- **Stated exercise**: Reproduce every one of the rows below line for line, without changing anything.

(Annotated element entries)
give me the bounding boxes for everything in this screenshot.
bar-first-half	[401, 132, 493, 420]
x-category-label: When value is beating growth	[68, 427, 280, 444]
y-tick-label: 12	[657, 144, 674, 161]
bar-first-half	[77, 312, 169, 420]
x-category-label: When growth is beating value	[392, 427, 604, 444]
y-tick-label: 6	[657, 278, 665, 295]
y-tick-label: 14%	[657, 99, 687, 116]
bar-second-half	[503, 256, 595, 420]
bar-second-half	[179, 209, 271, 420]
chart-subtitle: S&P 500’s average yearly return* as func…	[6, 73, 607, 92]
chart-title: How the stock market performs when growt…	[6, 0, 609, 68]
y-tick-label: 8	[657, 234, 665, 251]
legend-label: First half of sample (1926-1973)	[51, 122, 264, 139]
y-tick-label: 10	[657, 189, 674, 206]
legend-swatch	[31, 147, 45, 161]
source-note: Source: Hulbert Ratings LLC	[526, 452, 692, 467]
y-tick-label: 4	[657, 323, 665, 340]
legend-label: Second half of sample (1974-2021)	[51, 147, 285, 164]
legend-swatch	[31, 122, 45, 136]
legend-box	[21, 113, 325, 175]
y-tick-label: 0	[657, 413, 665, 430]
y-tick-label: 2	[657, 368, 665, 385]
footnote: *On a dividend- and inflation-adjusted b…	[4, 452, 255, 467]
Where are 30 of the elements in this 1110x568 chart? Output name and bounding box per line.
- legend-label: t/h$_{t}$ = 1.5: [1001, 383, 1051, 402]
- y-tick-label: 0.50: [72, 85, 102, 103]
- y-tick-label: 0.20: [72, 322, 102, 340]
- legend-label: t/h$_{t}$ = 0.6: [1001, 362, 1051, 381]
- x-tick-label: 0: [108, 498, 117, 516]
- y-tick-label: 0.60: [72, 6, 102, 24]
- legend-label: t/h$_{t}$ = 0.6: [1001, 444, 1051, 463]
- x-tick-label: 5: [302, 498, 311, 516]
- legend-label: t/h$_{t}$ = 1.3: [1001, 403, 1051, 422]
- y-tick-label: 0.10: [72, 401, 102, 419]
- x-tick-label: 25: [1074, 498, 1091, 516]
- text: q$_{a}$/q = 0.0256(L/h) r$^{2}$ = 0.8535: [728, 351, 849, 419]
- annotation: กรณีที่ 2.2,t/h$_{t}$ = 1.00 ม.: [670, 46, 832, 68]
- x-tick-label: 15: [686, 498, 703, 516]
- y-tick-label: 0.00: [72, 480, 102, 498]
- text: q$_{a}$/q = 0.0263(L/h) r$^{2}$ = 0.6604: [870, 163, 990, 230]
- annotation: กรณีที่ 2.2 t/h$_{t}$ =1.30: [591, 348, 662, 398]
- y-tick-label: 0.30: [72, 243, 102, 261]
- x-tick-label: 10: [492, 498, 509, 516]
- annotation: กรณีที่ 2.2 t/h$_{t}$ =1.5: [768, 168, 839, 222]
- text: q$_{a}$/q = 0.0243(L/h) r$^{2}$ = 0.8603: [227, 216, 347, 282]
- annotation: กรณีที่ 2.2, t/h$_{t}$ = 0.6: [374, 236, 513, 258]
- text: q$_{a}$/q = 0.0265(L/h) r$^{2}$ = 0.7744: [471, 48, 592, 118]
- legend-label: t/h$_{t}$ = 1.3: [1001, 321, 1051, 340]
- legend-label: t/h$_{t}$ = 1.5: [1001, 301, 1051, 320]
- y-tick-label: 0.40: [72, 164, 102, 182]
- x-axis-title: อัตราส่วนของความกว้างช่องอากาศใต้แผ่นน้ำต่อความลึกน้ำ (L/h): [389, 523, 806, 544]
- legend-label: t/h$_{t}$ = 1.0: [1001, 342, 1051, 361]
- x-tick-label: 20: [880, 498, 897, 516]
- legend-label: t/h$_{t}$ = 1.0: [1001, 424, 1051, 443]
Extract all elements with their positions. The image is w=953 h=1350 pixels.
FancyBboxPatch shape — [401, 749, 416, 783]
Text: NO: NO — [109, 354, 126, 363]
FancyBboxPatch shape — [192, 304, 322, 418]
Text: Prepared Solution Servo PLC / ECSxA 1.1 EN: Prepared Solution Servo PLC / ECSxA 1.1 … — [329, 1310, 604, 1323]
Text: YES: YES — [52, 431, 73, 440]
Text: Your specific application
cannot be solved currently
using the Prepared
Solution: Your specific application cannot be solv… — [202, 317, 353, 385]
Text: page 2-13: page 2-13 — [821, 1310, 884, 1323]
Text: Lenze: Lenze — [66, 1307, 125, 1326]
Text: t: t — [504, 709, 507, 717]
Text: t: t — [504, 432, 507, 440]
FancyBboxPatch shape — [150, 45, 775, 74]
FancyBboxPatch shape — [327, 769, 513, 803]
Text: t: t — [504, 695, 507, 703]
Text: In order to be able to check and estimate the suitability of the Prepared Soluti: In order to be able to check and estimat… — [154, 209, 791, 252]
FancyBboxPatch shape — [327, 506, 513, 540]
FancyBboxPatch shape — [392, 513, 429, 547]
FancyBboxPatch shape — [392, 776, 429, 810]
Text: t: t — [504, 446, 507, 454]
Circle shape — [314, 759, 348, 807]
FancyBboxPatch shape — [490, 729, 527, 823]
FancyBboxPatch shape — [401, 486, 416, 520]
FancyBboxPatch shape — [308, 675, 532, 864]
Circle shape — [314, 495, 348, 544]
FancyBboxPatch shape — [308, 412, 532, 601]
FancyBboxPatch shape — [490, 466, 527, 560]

- **Solved problem**:
give me the bounding boxes for everything in this screenshot.
bar-first-half	[401, 132, 493, 420]
x-category-label: When value is beating growth	[68, 427, 280, 444]
y-tick-label: 12	[657, 144, 674, 161]
bar-first-half	[77, 312, 169, 420]
x-category-label: When growth is beating value	[392, 427, 604, 444]
y-tick-label: 6	[657, 278, 665, 295]
y-tick-label: 14%	[657, 99, 687, 116]
bar-second-half	[503, 256, 595, 420]
bar-second-half	[179, 209, 271, 420]
chart-subtitle: S&P 500’s average yearly return* as func…	[6, 73, 607, 92]
chart-title: How the stock market performs when growt…	[6, 0, 609, 68]
y-tick-label: 8	[657, 234, 665, 251]
legend-label: First half of sample (1926-1973)	[51, 122, 264, 139]
y-tick-label: 10	[657, 189, 674, 206]
legend-swatch	[31, 147, 45, 161]
source-note: Source: Hulbert Ratings LLC	[526, 452, 692, 467]
y-tick-label: 4	[657, 323, 665, 340]
legend-label: Second half of sample (1974-2021)	[51, 147, 285, 164]
legend-swatch	[31, 122, 45, 136]
legend-box	[21, 113, 325, 175]
y-tick-label: 0	[657, 413, 665, 430]
y-tick-label: 2	[657, 368, 665, 385]
footnote: *On a dividend- and inflation-adjusted b…	[4, 452, 255, 467]
Where are 30 of the elements in this 1110x568 chart? Output name and bounding box per line.
- legend-label: t/h$_{t}$ = 1.5: [1001, 383, 1051, 402]
- y-tick-label: 0.50: [72, 85, 102, 103]
- y-tick-label: 0.20: [72, 322, 102, 340]
- legend-label: t/h$_{t}$ = 0.6: [1001, 362, 1051, 381]
- x-tick-label: 0: [108, 498, 117, 516]
- y-tick-label: 0.60: [72, 6, 102, 24]
- legend-label: t/h$_{t}$ = 0.6: [1001, 444, 1051, 463]
- x-tick-label: 5: [302, 498, 311, 516]
- legend-label: t/h$_{t}$ = 1.3: [1001, 403, 1051, 422]
- y-tick-label: 0.10: [72, 401, 102, 419]
- x-tick-label: 25: [1074, 498, 1091, 516]
- text: q$_{a}$/q = 0.0256(L/h) r$^{2}$ = 0.8535: [728, 351, 849, 419]
- annotation: กรณีที่ 2.2,t/h$_{t}$ = 1.00 ม.: [670, 46, 832, 68]
- x-tick-label: 15: [686, 498, 703, 516]
- y-tick-label: 0.00: [72, 480, 102, 498]
- text: q$_{a}$/q = 0.0263(L/h) r$^{2}$ = 0.6604: [870, 163, 990, 230]
- annotation: กรณีที่ 2.2 t/h$_{t}$ =1.30: [591, 348, 662, 398]
- y-tick-label: 0.30: [72, 243, 102, 261]
- x-tick-label: 10: [492, 498, 509, 516]
- annotation: กรณีที่ 2.2 t/h$_{t}$ =1.5: [768, 168, 839, 222]
- text: q$_{a}$/q = 0.0243(L/h) r$^{2}$ = 0.8603: [227, 216, 347, 282]
- annotation: กรณีที่ 2.2, t/h$_{t}$ = 0.6: [374, 236, 513, 258]
- text: q$_{a}$/q = 0.0265(L/h) r$^{2}$ = 0.7744: [471, 48, 592, 118]
- legend-label: t/h$_{t}$ = 1.3: [1001, 321, 1051, 340]
- legend-label: t/h$_{t}$ = 1.5: [1001, 301, 1051, 320]
- y-tick-label: 0.40: [72, 164, 102, 182]
- x-axis-title: อัตราส่วนของความกว้างช่องอากาศใต้แผ่นน้ำต่อความลึกน้ำ (L/h): [389, 523, 806, 544]
- legend-label: t/h$_{t}$ = 1.0: [1001, 342, 1051, 361]
- x-tick-label: 20: [880, 498, 897, 516]
- legend-label: t/h$_{t}$ = 1.0: [1001, 424, 1051, 443]
Extract all elements with their positions. The image is w=953 h=1350 pixels.
FancyBboxPatch shape — [401, 749, 416, 783]
Text: NO: NO — [109, 354, 126, 363]
FancyBboxPatch shape — [192, 304, 322, 418]
Text: Prepared Solution Servo PLC / ECSxA 1.1 EN: Prepared Solution Servo PLC / ECSxA 1.1 … — [329, 1310, 604, 1323]
Text: YES: YES — [52, 431, 73, 440]
Text: Your specific application
cannot be solved currently
using the Prepared
Solution: Your specific application cannot be solv… — [202, 317, 353, 385]
Text: page 2-13: page 2-13 — [821, 1310, 884, 1323]
Text: Lenze: Lenze — [66, 1307, 125, 1326]
Text: t: t — [504, 709, 507, 717]
Text: t: t — [504, 432, 507, 440]
FancyBboxPatch shape — [150, 45, 775, 74]
FancyBboxPatch shape — [327, 769, 513, 803]
Text: t: t — [504, 695, 507, 703]
Text: In order to be able to check and estimate the suitability of the Prepared Soluti: In order to be able to check and estimat… — [154, 209, 791, 252]
FancyBboxPatch shape — [327, 506, 513, 540]
FancyBboxPatch shape — [392, 513, 429, 547]
FancyBboxPatch shape — [392, 776, 429, 810]
Text: t: t — [504, 446, 507, 454]
Circle shape — [314, 759, 348, 807]
FancyBboxPatch shape — [490, 729, 527, 823]
FancyBboxPatch shape — [401, 486, 416, 520]
FancyBboxPatch shape — [308, 675, 532, 864]
Circle shape — [314, 495, 348, 544]
FancyBboxPatch shape — [308, 412, 532, 601]
FancyBboxPatch shape — [490, 466, 527, 560]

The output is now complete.